* [EXERCISE DIRECTIONS]
How many lines in this material include the string "IMPORTS"? Answer with the number and nothing further.
◆ ◆ ◆ ◆
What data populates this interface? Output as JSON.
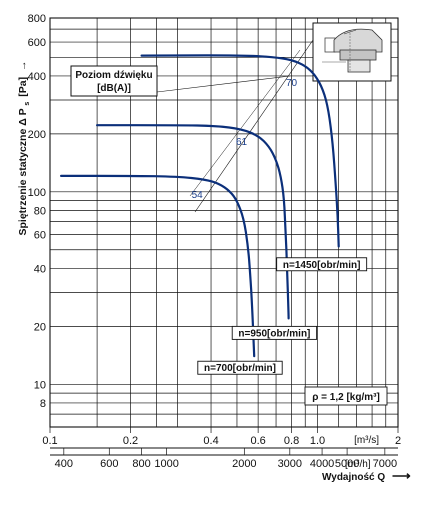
{
  "chart_data": {
    "type": "line",
    "ylabel": "Spiętrzenie statyczne Δ P",
    "ylabel_sub": "s",
    "ylabel_unit": "[Pa]",
    "ylabel_arrow": "→",
    "x_unit_label": "[m³/s]",
    "x2_unit_label": "[m³/h]",
    "x2_title": "Wydajność Q",
    "x2_arrow": "⟶",
    "xlim": [
      0.1,
      2.0
    ],
    "ylim": [
      6,
      800
    ],
    "x_log": true,
    "y_log": true,
    "grid": true,
    "x_ticks": [
      {
        "v": 0.1,
        "label": "0.1"
      },
      {
        "v": 0.2,
        "label": "0.2"
      },
      {
        "v": 0.4,
        "label": "0.4"
      },
      {
        "v": 0.6,
        "label": "0.6"
      },
      {
        "v": 0.8,
        "label": "0.8"
      },
      {
        "v": 1.0,
        "label": "1.0"
      },
      {
        "v": 2.0,
        "label": "2"
      }
    ],
    "x_unit_at": 1.5,
    "x_extra_grid": [
      0.15,
      0.25,
      0.3,
      0.5,
      0.7,
      0.9,
      1.2,
      1.4,
      1.6,
      1.8
    ],
    "x2_ticks": [
      {
        "v": 400,
        "label": "400"
      },
      {
        "v": 600,
        "label": "600"
      },
      {
        "v": 800,
        "label": "800"
      },
      {
        "v": 1000,
        "label": "1000"
      },
      {
        "v": 2000,
        "label": "2000"
      },
      {
        "v": 3000,
        "label": "3000"
      },
      {
        "v": 4000,
        "label": "4000"
      },
      {
        "v": 5000,
        "label": "5000"
      },
      {
        "v": 7000,
        "label": "7000"
      }
    ],
    "y_ticks": [
      {
        "v": 8,
        "label": "8"
      },
      {
        "v": 10,
        "label": "10"
      },
      {
        "v": 20,
        "label": "20"
      },
      {
        "v": 40,
        "label": "40"
      },
      {
        "v": 60,
        "label": "60"
      },
      {
        "v": 80,
        "label": "80"
      },
      {
        "v": 100,
        "label": "100"
      },
      {
        "v": 200,
        "label": "200"
      },
      {
        "v": 400,
        "label": "400"
      },
      {
        "v": 600,
        "label": "600"
      },
      {
        "v": 800,
        "label": "800"
      }
    ],
    "y_extra_grid": [
      7,
      9,
      30,
      50,
      70,
      90,
      300,
      500,
      700
    ],
    "series": [
      {
        "name": "n=700[obr/min]",
        "label_anchor": [
          0.58,
          14.5
        ],
        "points": [
          [
            0.11,
            121
          ],
          [
            0.2,
            121
          ],
          [
            0.3,
            120
          ],
          [
            0.38,
            116
          ],
          [
            0.43,
            110
          ],
          [
            0.47,
            101
          ],
          [
            0.5,
            90
          ],
          [
            0.53,
            73
          ],
          [
            0.55,
            52
          ],
          [
            0.56,
            38
          ],
          [
            0.57,
            25
          ],
          [
            0.58,
            14
          ]
        ]
      },
      {
        "name": "n=950[obr/min]",
        "label_anchor": [
          0.78,
          22
        ],
        "points": [
          [
            0.15,
            222
          ],
          [
            0.3,
            222
          ],
          [
            0.42,
            220
          ],
          [
            0.52,
            212
          ],
          [
            0.6,
            196
          ],
          [
            0.66,
            172
          ],
          [
            0.7,
            147
          ],
          [
            0.73,
            120
          ],
          [
            0.75,
            92
          ],
          [
            0.76,
            62
          ],
          [
            0.77,
            40
          ],
          [
            0.78,
            22
          ]
        ]
      },
      {
        "name": "n=1450[obr/min]",
        "label_anchor": [
          1.2,
          50
        ],
        "points": [
          [
            0.22,
            510
          ],
          [
            0.4,
            512
          ],
          [
            0.55,
            510
          ],
          [
            0.68,
            502
          ],
          [
            0.8,
            485
          ],
          [
            0.9,
            452
          ],
          [
            0.98,
            405
          ],
          [
            1.05,
            340
          ],
          [
            1.1,
            265
          ],
          [
            1.14,
            180
          ],
          [
            1.17,
            110
          ],
          [
            1.19,
            75
          ],
          [
            1.2,
            52
          ]
        ]
      }
    ],
    "annotations": {
      "sound_box_lines": [
        "Poziom dźwięku",
        "[dB(A)]"
      ],
      "db_levels": [
        {
          "value": "54",
          "x": 0.355,
          "y": 93
        },
        {
          "value": "61",
          "x": 0.52,
          "y": 175
        },
        {
          "value": "70",
          "x": 0.8,
          "y": 355
        }
      ],
      "density": "ρ = 1,2 [kg/m³]"
    }
  },
  "colors": {
    "curve": "#0b2f7a",
    "grid": "#111111",
    "text": "#111111",
    "db": "#1b3e8a"
  },
  "icons": {
    "inset": "fan-drawing-icon"
  }
}
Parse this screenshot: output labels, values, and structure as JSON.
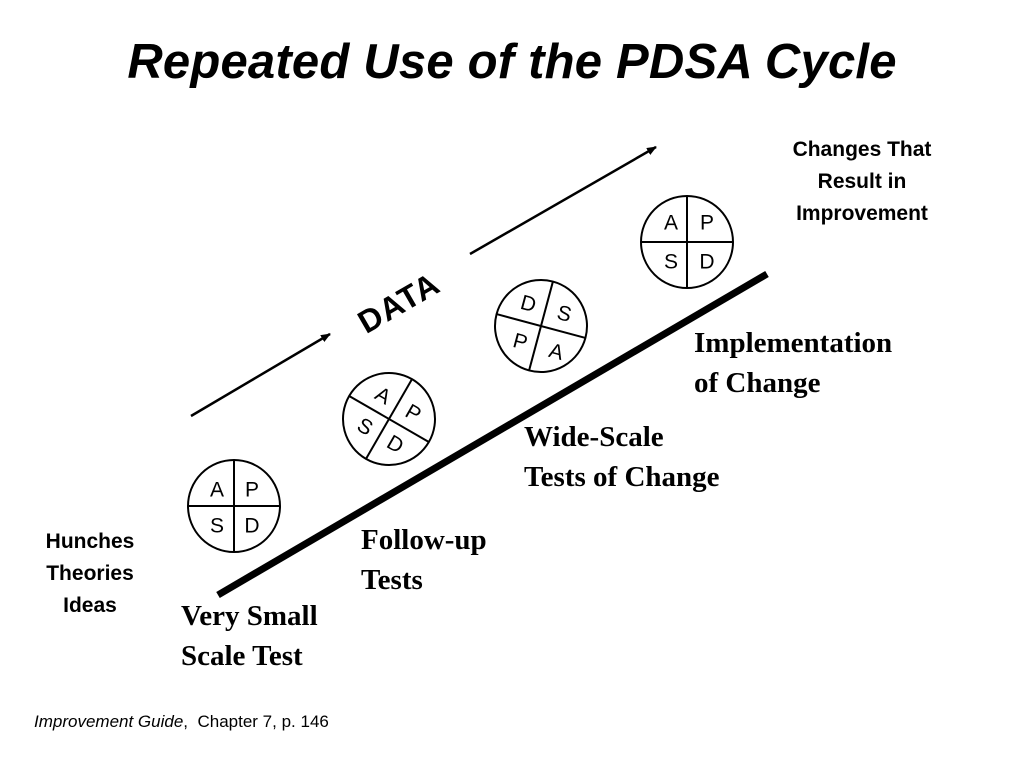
{
  "title": "Repeated Use of the PDSA Cycle",
  "data_label": "DATA",
  "labels": {
    "hunches": [
      "Hunches",
      "Theories",
      "Ideas"
    ],
    "changes": [
      "Changes That",
      "Result in",
      "Improvement"
    ],
    "very_small": [
      "Very Small",
      "Scale Test"
    ],
    "follow_up": [
      "Follow-up",
      "Tests"
    ],
    "wide_scale": [
      "Wide-Scale",
      "Tests of Change"
    ],
    "implementation": [
      "Implementation",
      "of Change"
    ]
  },
  "cycle_letters": {
    "act": "A",
    "plan": "P",
    "study": "S",
    "do": "D"
  },
  "citation": {
    "book": "Improvement  Guide",
    "sep": ",",
    "location": "Chapter 7, p. 146"
  }
}
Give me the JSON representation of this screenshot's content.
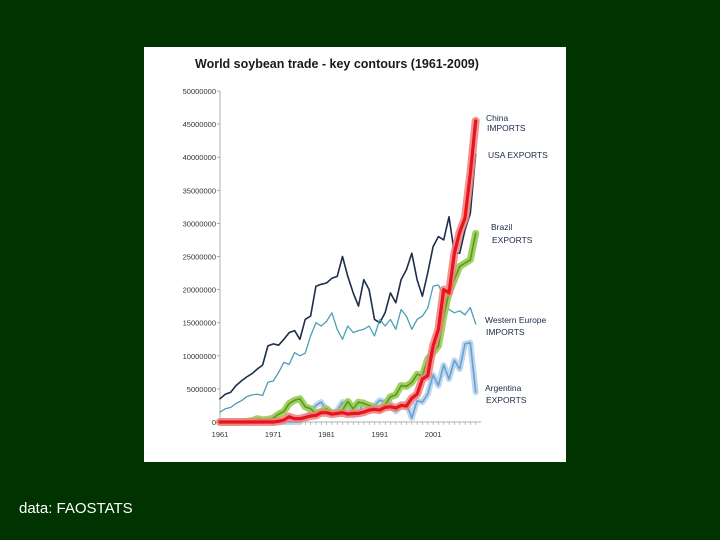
{
  "caption": "data: FAOSTATS",
  "colors": {
    "background": "#003300",
    "usa": "#1c2e4a",
    "europe": "#4a9fb5",
    "china_core": "#e8141b",
    "china_glow": "#f08080",
    "brazil_core": "#5a9a1a",
    "brazil_glow": "#9acd5a",
    "argentina_core": "#6a9fcf",
    "argentina_glow": "#b8d4ee"
  },
  "chart_data": {
    "type": "line",
    "title": "World soybean trade - key contours (1961-2009)",
    "xlabel": "",
    "ylabel": "",
    "xlim": [
      1961,
      2010
    ],
    "ylim": [
      0,
      50000000
    ],
    "y_ticks": [
      "50000000",
      "45000000",
      "40000000",
      "35000000",
      "30000000",
      "25000000",
      "20000000",
      "15000000",
      "10000000",
      "5000000",
      "0"
    ],
    "x_ticks": [
      "1961",
      "1971",
      "1981",
      "1991",
      "2001"
    ],
    "x": [
      1961,
      1962,
      1963,
      1964,
      1965,
      1966,
      1967,
      1968,
      1969,
      1970,
      1971,
      1972,
      1973,
      1974,
      1975,
      1976,
      1977,
      1978,
      1979,
      1980,
      1981,
      1982,
      1983,
      1984,
      1985,
      1986,
      1987,
      1988,
      1989,
      1990,
      1991,
      1992,
      1993,
      1994,
      1995,
      1996,
      1997,
      1998,
      1999,
      2000,
      2001,
      2002,
      2003,
      2004,
      2005,
      2006,
      2007,
      2008,
      2009
    ],
    "series": [
      {
        "name": "USA EXPORTS",
        "label_line1": "USA EXPORTS",
        "label_line2": "",
        "style": "usa",
        "values": [
          3500000,
          4200000,
          4500000,
          5500000,
          6200000,
          6800000,
          7300000,
          8000000,
          8600000,
          11500000,
          11800000,
          11600000,
          12500000,
          13500000,
          13800000,
          12500000,
          15500000,
          16000000,
          20500000,
          20800000,
          21000000,
          21700000,
          22000000,
          25000000,
          22000000,
          19500000,
          17500000,
          21500000,
          20000000,
          15500000,
          15000000,
          16500000,
          19500000,
          18000000,
          21500000,
          23000000,
          25500000,
          21500000,
          19000000,
          22500000,
          26500000,
          28000000,
          27500000,
          31000000,
          25500000,
          25500000,
          29000000,
          31500000,
          40500000
        ]
      },
      {
        "name": "China IMPORTS",
        "label_line1": "China",
        "label_line2": "IMPORTS",
        "style": "china",
        "values": [
          0,
          0,
          0,
          0,
          0,
          0,
          0,
          0,
          0,
          0,
          0,
          100000,
          300000,
          800000,
          500000,
          500000,
          700000,
          900000,
          1000000,
          1400000,
          1400000,
          1200000,
          1300000,
          1400000,
          1200000,
          1300000,
          1300000,
          1500000,
          1800000,
          1900000,
          1800000,
          2200000,
          2300000,
          2100000,
          2500000,
          2400000,
          3600000,
          4200000,
          6500000,
          7000000,
          11500000,
          14000000,
          20000000,
          19500000,
          25500000,
          28700000,
          30800000,
          37500000,
          45500000
        ]
      },
      {
        "name": "Brazil EXPORTS",
        "label_line1": "Brazil",
        "label_line2": "EXPORTS",
        "style": "brazil",
        "values": [
          0,
          0,
          0,
          0,
          0,
          100000,
          200000,
          500000,
          300000,
          400000,
          600000,
          1200000,
          1600000,
          2800000,
          3300000,
          3500000,
          2300000,
          2000000,
          1300000,
          1600000,
          2000000,
          1300000,
          1400000,
          1800000,
          3100000,
          2000000,
          3000000,
          2800000,
          2500000,
          2200000,
          2000000,
          2600000,
          3800000,
          4100000,
          5500000,
          5400000,
          6000000,
          7200000,
          7000000,
          9500000,
          10500000,
          11500000,
          16000000,
          19500000,
          21500000,
          23500000,
          24000000,
          24500000,
          28500000
        ]
      },
      {
        "name": "Western Europe IMPORTS",
        "label_line1": "Western Europe",
        "label_line2": "IMPORTS",
        "style": "europe",
        "values": [
          1500000,
          2000000,
          2200000,
          2800000,
          3200000,
          3800000,
          4100000,
          4200000,
          4000000,
          6000000,
          6200000,
          7500000,
          9000000,
          8700000,
          10500000,
          10000000,
          10400000,
          13000000,
          15000000,
          14500000,
          15200000,
          16500000,
          14000000,
          12500000,
          14500000,
          13500000,
          13800000,
          14000000,
          14500000,
          13000000,
          15500000,
          14500000,
          15500000,
          14000000,
          17000000,
          16000000,
          14000000,
          15500000,
          16000000,
          17200000,
          20500000,
          20700000,
          19000000,
          17000000,
          16500000,
          16800000,
          16200000,
          17300000,
          14800000
        ]
      },
      {
        "name": "Argentina EXPORTS",
        "label_line1": "Argentina",
        "label_line2": "EXPORTS",
        "style": "argentina",
        "values": [
          0,
          0,
          0,
          0,
          0,
          0,
          0,
          0,
          0,
          0,
          0,
          0,
          0,
          0,
          0,
          0,
          600000,
          1500000,
          2500000,
          3000000,
          1800000,
          1200000,
          1800000,
          3000000,
          2500000,
          1000000,
          1400000,
          3000000,
          1800000,
          2500000,
          3300000,
          3000000,
          2800000,
          1600000,
          2500000,
          2800000,
          600000,
          3200000,
          3000000,
          4200000,
          7100000,
          5500000,
          8600000,
          6500000,
          9300000,
          8000000,
          11800000,
          12000000,
          4500000
        ]
      }
    ]
  }
}
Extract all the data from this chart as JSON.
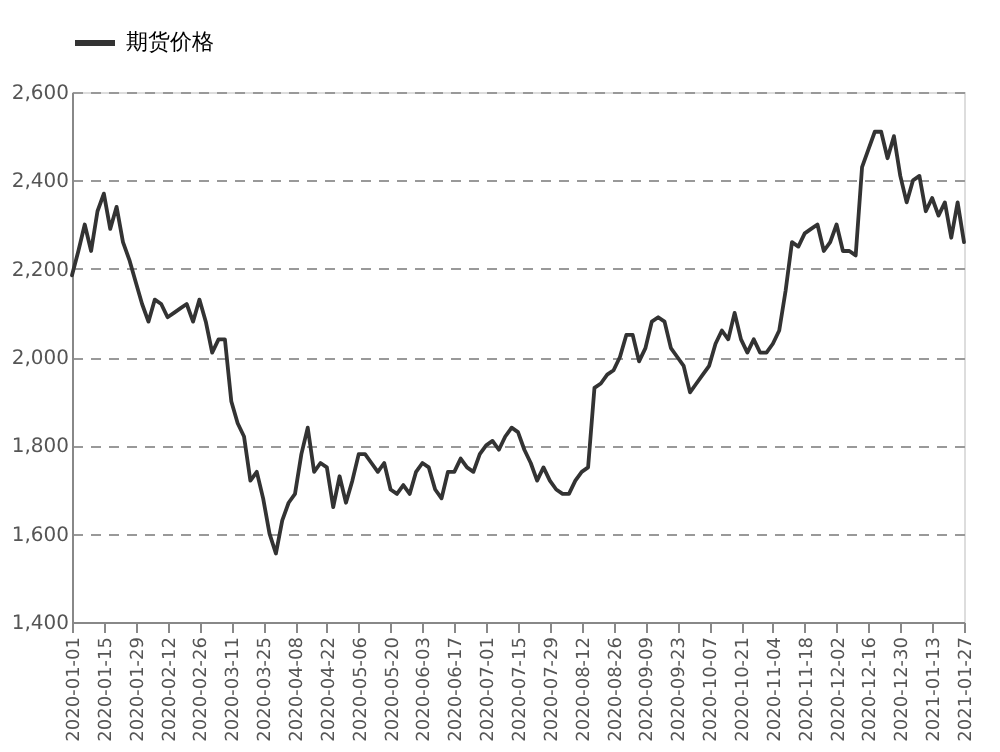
{
  "chart_data": {
    "type": "line",
    "categories": [
      "2020-01-01",
      null,
      null,
      null,
      null,
      "2020-01-15",
      null,
      null,
      null,
      null,
      "2020-01-29",
      null,
      null,
      null,
      null,
      "2020-02-12",
      null,
      null,
      null,
      null,
      "2020-02-26",
      null,
      null,
      null,
      null,
      "2020-03-11",
      null,
      null,
      null,
      null,
      "2020-03-25",
      null,
      null,
      null,
      null,
      "2020-04-08",
      null,
      null,
      null,
      null,
      "2020-04-22",
      null,
      null,
      null,
      null,
      "2020-05-06",
      null,
      null,
      null,
      null,
      "2020-05-20",
      null,
      null,
      null,
      null,
      "2020-06-03",
      null,
      null,
      null,
      null,
      "2020-06-17",
      null,
      null,
      null,
      null,
      "2020-07-01",
      null,
      null,
      null,
      null,
      "2020-07-15",
      null,
      null,
      null,
      null,
      "2020-07-29",
      null,
      null,
      null,
      null,
      "2020-08-12",
      null,
      null,
      null,
      null,
      "2020-08-26",
      null,
      null,
      null,
      null,
      "2020-09-09",
      null,
      null,
      null,
      null,
      "2020-09-23",
      null,
      null,
      null,
      null,
      "2020-10-07",
      null,
      null,
      null,
      null,
      "2020-10-21",
      null,
      null,
      null,
      null,
      "2020-11-04",
      null,
      null,
      null,
      null,
      "2020-11-18",
      null,
      null,
      null,
      null,
      "2020-12-02",
      null,
      null,
      null,
      null,
      "2020-12-16",
      null,
      null,
      null,
      null,
      "2020-12-30",
      null,
      null,
      null,
      null,
      "2021-01-13",
      null,
      null,
      null,
      null,
      "2021-01-27"
    ],
    "series": [
      {
        "name": "期货价格",
        "color": "#333333",
        "values": [
          2185,
          2240,
          2300,
          2240,
          2330,
          2370,
          2290,
          2340,
          2260,
          2220,
          2170,
          2120,
          2080,
          2130,
          2120,
          2090,
          2100,
          2110,
          2120,
          2080,
          2130,
          2080,
          2010,
          2040,
          2040,
          1900,
          1850,
          1820,
          1720,
          1740,
          1680,
          1600,
          1555,
          1630,
          1670,
          1690,
          1780,
          1840,
          1740,
          1760,
          1750,
          1660,
          1730,
          1670,
          1720,
          1780,
          1780,
          1760,
          1740,
          1760,
          1700,
          1690,
          1710,
          1690,
          1740,
          1760,
          1750,
          1700,
          1680,
          1740,
          1740,
          1770,
          1750,
          1740,
          1780,
          1800,
          1810,
          1790,
          1820,
          1840,
          1830,
          1790,
          1760,
          1720,
          1750,
          1720,
          1700,
          1690,
          1690,
          1720,
          1740,
          1750,
          1930,
          1940,
          1960,
          1970,
          2000,
          2050,
          2050,
          1990,
          2020,
          2080,
          2090,
          2080,
          2020,
          2000,
          1980,
          1920,
          1940,
          1960,
          1980,
          2030,
          2060,
          2040,
          2100,
          2040,
          2010,
          2040,
          2010,
          2010,
          2030,
          2060,
          2150,
          2260,
          2250,
          2280,
          2290,
          2300,
          2240,
          2260,
          2300,
          2240,
          2240,
          2230,
          2430,
          2470,
          2510,
          2510,
          2450,
          2500,
          2410,
          2350,
          2400,
          2410,
          2330,
          2360,
          2320,
          2350,
          2270,
          2350,
          2260
        ]
      }
    ],
    "ylim": [
      1400,
      2600
    ],
    "yticks": [
      {
        "value": 1400,
        "label": "1,400"
      },
      {
        "value": 1600,
        "label": "1,600"
      },
      {
        "value": 1800,
        "label": "1,800"
      },
      {
        "value": 2000,
        "label": "2,000"
      },
      {
        "value": 2200,
        "label": "2,200"
      },
      {
        "value": 2400,
        "label": "2,400"
      },
      {
        "value": 2600,
        "label": "2,600"
      }
    ],
    "grid": "y",
    "legend": "top",
    "marker": "none",
    "line_style": "solid"
  }
}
◆ ◆ ◆ ◆
* [RESULT BELOW]
4